Your task: Every record must be repeated precisely as it stands.

Data shown:
-- Opening Marker --
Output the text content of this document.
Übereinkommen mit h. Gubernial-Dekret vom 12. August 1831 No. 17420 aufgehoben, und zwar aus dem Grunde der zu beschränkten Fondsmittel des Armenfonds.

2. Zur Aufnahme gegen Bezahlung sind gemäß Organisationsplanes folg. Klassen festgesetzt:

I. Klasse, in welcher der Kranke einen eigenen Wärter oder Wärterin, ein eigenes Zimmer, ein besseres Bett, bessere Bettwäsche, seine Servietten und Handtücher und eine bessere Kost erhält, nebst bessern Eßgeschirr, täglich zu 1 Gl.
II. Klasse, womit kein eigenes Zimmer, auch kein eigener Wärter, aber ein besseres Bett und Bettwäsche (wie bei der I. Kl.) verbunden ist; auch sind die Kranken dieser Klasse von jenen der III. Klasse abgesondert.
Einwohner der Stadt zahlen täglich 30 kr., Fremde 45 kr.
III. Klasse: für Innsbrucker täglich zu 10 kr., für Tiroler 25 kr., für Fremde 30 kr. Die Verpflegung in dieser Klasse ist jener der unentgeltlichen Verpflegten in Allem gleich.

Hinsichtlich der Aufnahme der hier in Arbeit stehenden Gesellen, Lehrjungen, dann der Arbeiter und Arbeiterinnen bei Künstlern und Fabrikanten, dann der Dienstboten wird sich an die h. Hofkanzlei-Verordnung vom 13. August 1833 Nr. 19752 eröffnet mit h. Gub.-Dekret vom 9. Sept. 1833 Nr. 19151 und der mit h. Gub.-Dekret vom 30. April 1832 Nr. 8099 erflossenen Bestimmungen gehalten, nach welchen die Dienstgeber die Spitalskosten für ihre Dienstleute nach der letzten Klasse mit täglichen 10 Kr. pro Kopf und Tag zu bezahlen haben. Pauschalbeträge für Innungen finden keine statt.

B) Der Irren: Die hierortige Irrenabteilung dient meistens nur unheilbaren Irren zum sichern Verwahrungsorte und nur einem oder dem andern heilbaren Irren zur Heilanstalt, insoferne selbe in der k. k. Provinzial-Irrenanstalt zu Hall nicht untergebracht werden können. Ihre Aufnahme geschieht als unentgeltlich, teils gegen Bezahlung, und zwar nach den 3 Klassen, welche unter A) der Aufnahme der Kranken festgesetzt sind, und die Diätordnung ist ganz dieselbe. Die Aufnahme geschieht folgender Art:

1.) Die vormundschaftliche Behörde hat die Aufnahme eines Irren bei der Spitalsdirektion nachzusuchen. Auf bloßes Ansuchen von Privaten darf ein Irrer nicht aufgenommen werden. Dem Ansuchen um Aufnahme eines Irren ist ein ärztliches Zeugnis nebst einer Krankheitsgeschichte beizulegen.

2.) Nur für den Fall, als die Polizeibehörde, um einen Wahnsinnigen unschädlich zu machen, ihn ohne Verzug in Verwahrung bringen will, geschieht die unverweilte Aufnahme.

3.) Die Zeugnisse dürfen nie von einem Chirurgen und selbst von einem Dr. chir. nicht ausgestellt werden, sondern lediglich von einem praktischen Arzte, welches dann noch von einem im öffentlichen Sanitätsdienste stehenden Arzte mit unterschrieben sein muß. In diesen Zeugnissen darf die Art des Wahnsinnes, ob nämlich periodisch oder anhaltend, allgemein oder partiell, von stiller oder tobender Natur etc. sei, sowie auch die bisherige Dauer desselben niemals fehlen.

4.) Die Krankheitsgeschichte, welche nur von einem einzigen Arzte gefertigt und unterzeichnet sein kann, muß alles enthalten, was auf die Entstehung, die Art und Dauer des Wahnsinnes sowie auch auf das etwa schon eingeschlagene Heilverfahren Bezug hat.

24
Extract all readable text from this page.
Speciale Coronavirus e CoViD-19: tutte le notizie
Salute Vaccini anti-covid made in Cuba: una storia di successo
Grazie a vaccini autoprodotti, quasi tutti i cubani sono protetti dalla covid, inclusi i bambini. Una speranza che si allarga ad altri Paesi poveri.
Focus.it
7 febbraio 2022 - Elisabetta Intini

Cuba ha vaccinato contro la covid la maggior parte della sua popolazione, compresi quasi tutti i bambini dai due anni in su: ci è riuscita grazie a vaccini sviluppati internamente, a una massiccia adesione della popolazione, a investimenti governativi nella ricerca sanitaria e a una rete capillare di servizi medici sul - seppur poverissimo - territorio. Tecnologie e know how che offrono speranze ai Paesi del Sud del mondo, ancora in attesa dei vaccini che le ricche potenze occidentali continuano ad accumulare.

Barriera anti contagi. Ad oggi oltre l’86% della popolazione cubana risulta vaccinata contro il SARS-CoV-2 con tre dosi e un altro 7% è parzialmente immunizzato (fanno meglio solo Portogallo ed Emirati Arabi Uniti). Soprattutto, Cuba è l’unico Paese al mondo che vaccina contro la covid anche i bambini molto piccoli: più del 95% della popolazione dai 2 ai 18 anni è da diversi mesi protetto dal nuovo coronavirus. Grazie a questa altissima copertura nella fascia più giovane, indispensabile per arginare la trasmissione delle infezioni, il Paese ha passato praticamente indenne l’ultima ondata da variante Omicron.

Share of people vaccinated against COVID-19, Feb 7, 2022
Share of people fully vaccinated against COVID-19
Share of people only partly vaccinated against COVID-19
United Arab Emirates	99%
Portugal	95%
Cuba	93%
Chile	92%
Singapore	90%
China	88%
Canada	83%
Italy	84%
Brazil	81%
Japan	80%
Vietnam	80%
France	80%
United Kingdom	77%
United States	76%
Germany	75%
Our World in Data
-- Closing Marker --
Response box:
Output the text content of this document.
Übereinkommen mit h. Gubernial-Dekret vom 12. August 1831 No. 17420 aufgehoben, und zwar aus dem Grunde der zu beschränkten Fondsmittel des Armenfonds.

2. Zur Aufnahme gegen Bezahlung sind gemäß Organisationsplanes folg. Klassen festgesetzt:

I. Klasse, in welcher der Kranke einen eigenen Wärter oder Wärterin, ein eigenes Zimmer, ein besseres Bett, bessere Bettwäsche, seine Servietten und Handtücher und eine bessere Kost erhält, nebst bessern Eßgeschirr, täglich zu 1 Gl.
II. Klasse, womit kein eigenes Zimmer, auch kein eigener Wärter, aber ein besseres Bett und Bettwäsche (wie bei der I. Kl.) verbunden ist; auch sind die Kranken dieser Klasse von jenen der III. Klasse abgesondert.
Einwohner der Stadt zahlen täglich 30 kr., Fremde 45 kr.
III. Klasse: für Innsbrucker täglich zu 10 kr., für Tiroler 25 kr., für Fremde 30 kr. Die Verpflegung in dieser Klasse ist jener der unentgeltlichen Verpflegten in Allem gleich.

Hinsichtlich der Aufnahme der hier in Arbeit stehenden Gesellen, Lehrjungen, dann der Arbeiter und Arbeiterinnen bei Künstlern und Fabrikanten, dann der Dienstboten wird sich an die h. Hofkanzlei-Verordnung vom 13. August 1833 Nr. 19752 eröffnet mit h. Gub.-Dekret vom 9. Sept. 1833 Nr. 19151 und der mit h. Gub.-Dekret vom 30. April 1832 Nr. 8099 erflossenen Bestimmungen gehalten, nach welchen die Dienstgeber die Spitalskosten für ihre Dienstleute nach der letzten Klasse mit täglichen 10 Kr. pro Kopf und Tag zu bezahlen haben. Pauschalbeträge für Innungen finden keine statt.

B) Der Irren: Die hierortige Irrenabteilung dient meistens nur unheilbaren Irren zum sichern Verwahrungsorte und nur einem oder dem andern heilbaren Irren zur Heilanstalt, insoferne selbe in der k. k. Provinzial-Irrenanstalt zu Hall nicht untergebracht werden können. Ihre Aufnahme geschieht als unentgeltlich, teils gegen Bezahlung, und zwar nach den 3 Klassen, welche unter A) der Aufnahme der Kranken festgesetzt sind, und die Diätordnung ist ganz dieselbe. Die Aufnahme geschieht folgender Art:

1.) Die vormundschaftliche Behörde hat die Aufnahme eines Irren bei der Spitalsdirektion nachzusuchen. Auf bloßes Ansuchen von Privaten darf ein Irrer nicht aufgenommen werden. Dem Ansuchen um Aufnahme eines Irren ist ein ärztliches Zeugnis nebst einer Krankheitsgeschichte beizulegen.

2.) Nur für den Fall, als die Polizeibehörde, um einen Wahnsinnigen unschädlich zu machen, ihn ohne Verzug in Verwahrung bringen will, geschieht die unverweilte Aufnahme.

3.) Die Zeugnisse dürfen nie von einem Chirurgen und selbst von einem Dr. chir. nicht ausgestellt werden, sondern lediglich von einem praktischen Arzte, welches dann noch von einem im öffentlichen Sanitätsdienste stehenden Arzte mit unterschrieben sein muß. In diesen Zeugnissen darf die Art des Wahnsinnes, ob nämlich periodisch oder anhaltend, allgemein oder partiell, von stiller oder tobender Natur etc. sei, sowie auch die bisherige Dauer desselben niemals fehlen.

4.) Die Krankheitsgeschichte, welche nur von einem einzigen Arzte gefertigt und unterzeichnet sein kann, muß alles enthalten, was auf die Entstehung, die Art und Dauer des Wahnsinnes sowie auch auf das etwa schon eingeschlagene Heilverfahren Bezug hat.

24
Extract all readable text from this page.
Speciale Coronavirus e CoViD-19: tutte le notizie
Salute Vaccini anti-covid made in Cuba: una storia di successo
Grazie a vaccini autoprodotti, quasi tutti i cubani sono protetti dalla covid, inclusi i bambini. Una speranza che si allarga ad altri Paesi poveri.
Focus.it
7 febbraio 2022 - Elisabetta Intini

Cuba ha vaccinato contro la covid la maggior parte della sua popolazione, compresi quasi tutti i bambini dai due anni in su: ci è riuscita grazie a vaccini sviluppati internamente, a una massiccia adesione della popolazione, a investimenti governativi nella ricerca sanitaria e a una rete capillare di servizi medici sul - seppur poverissimo - territorio. Tecnologie e know how che offrono speranze ai Paesi del Sud del mondo, ancora in attesa dei vaccini che le ricche potenze occidentali continuano ad accumulare.

Barriera anti contagi. Ad oggi oltre l’86% della popolazione cubana risulta vaccinata contro il SARS-CoV-2 con tre dosi e un altro 7% è parzialmente immunizzato (fanno meglio solo Portogallo ed Emirati Arabi Uniti). Soprattutto, Cuba è l’unico Paese al mondo che vaccina contro la covid anche i bambini molto piccoli: più del 95% della popolazione dai 2 ai 18 anni è da diversi mesi protetto dal nuovo coronavirus. Grazie a questa altissima copertura nella fascia più giovane, indispensabile per arginare la trasmissione delle infezioni, il Paese ha passato praticamente indenne l’ultima ondata da variante Omicron.

Share of people vaccinated against COVID-19, Feb 7, 2022
Share of people fully vaccinated against COVID-19
Share of people only partly vaccinated against COVID-19
United Arab Emirates	99%
Portugal	95%
Cuba	93%
Chile	92%
Singapore	90%
China	88%
Canada	83%
Italy	84%
Brazil	81%
Japan	80%
Vietnam	80%
France	80%
United Kingdom	77%
United States	76%
Germany	75%
Our World in Data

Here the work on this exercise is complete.